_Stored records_
#####
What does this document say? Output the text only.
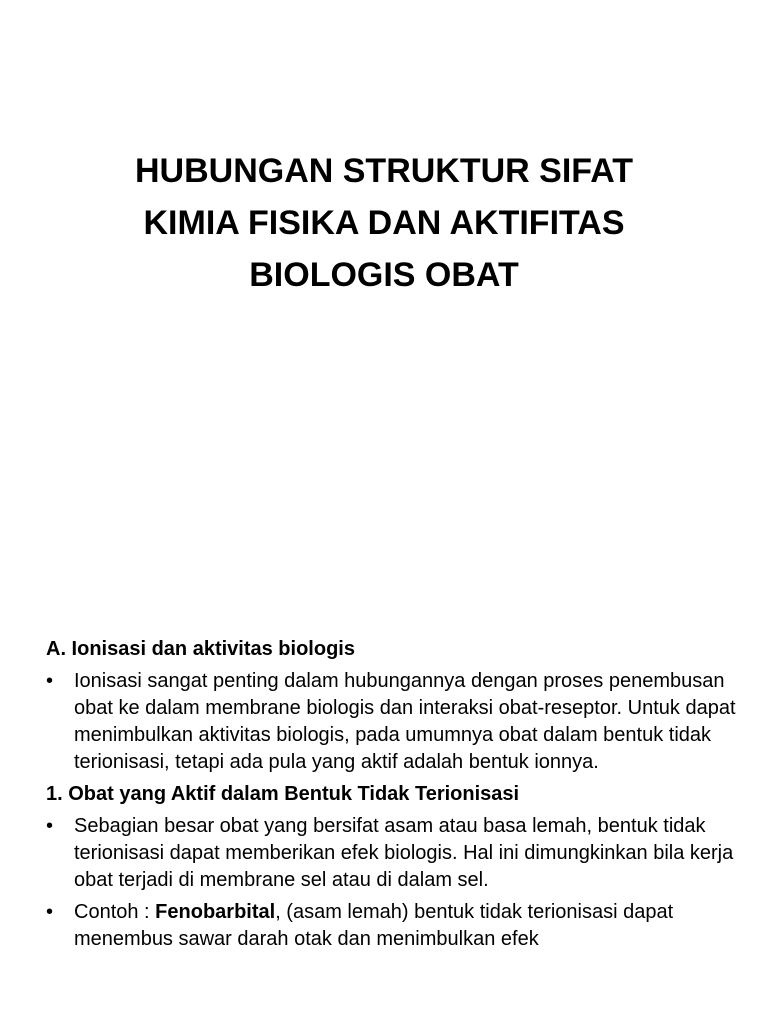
HUBUNGAN STRUKTUR SIFAT
KIMIA FISIKA DAN AKTIFITAS
BIOLOGIS OBAT
A. Ionisasi dan aktivitas biologis
• Ionisasi sangat penting dalam hubungannya dengan proses penembusan obat ke dalam membrane biologis dan interaksi obat-reseptor. Untuk dapat menimbulkan aktivitas biologis, pada umumnya obat dalam bentuk tidak terionisasi, tetapi ada pula yang aktif adalah bentuk ionnya.
1. Obat yang Aktif dalam Bentuk Tidak Terionisasi
• Sebagian besar obat yang bersifat asam atau basa lemah, bentuk tidak terionisasi dapat memberikan efek biologis. Hal ini dimungkinkan bila kerja obat terjadi di membrane sel atau di dalam sel.
• Contoh : Fenobarbital, (asam lemah) bentuk tidak terionisasi dapat menembus sawar darah otak dan menimbulkan efek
#####
_Set exercise_
Leaving the pictures aside, transcribe the entire listing exactly.

_Exercise solution_
What does this document say? Output the text only.
HUBUNGAN STRUKTUR SIFAT
KIMIA FISIKA DAN AKTIFITAS
BIOLOGIS OBAT
A. Ionisasi dan aktivitas biologis
• Ionisasi sangat penting dalam hubungannya dengan proses penembusan obat ke dalam membrane biologis dan interaksi obat-reseptor. Untuk dapat menimbulkan aktivitas biologis, pada umumnya obat dalam bentuk tidak terionisasi, tetapi ada pula yang aktif adalah bentuk ionnya.
1. Obat yang Aktif dalam Bentuk Tidak Terionisasi
• Sebagian besar obat yang bersifat asam atau basa lemah, bentuk tidak terionisasi dapat memberikan efek biologis. Hal ini dimungkinkan bila kerja obat terjadi di membrane sel atau di dalam sel.
• Contoh : Fenobarbital, (asam lemah) bentuk tidak terionisasi dapat menembus sawar darah otak dan menimbulkan efek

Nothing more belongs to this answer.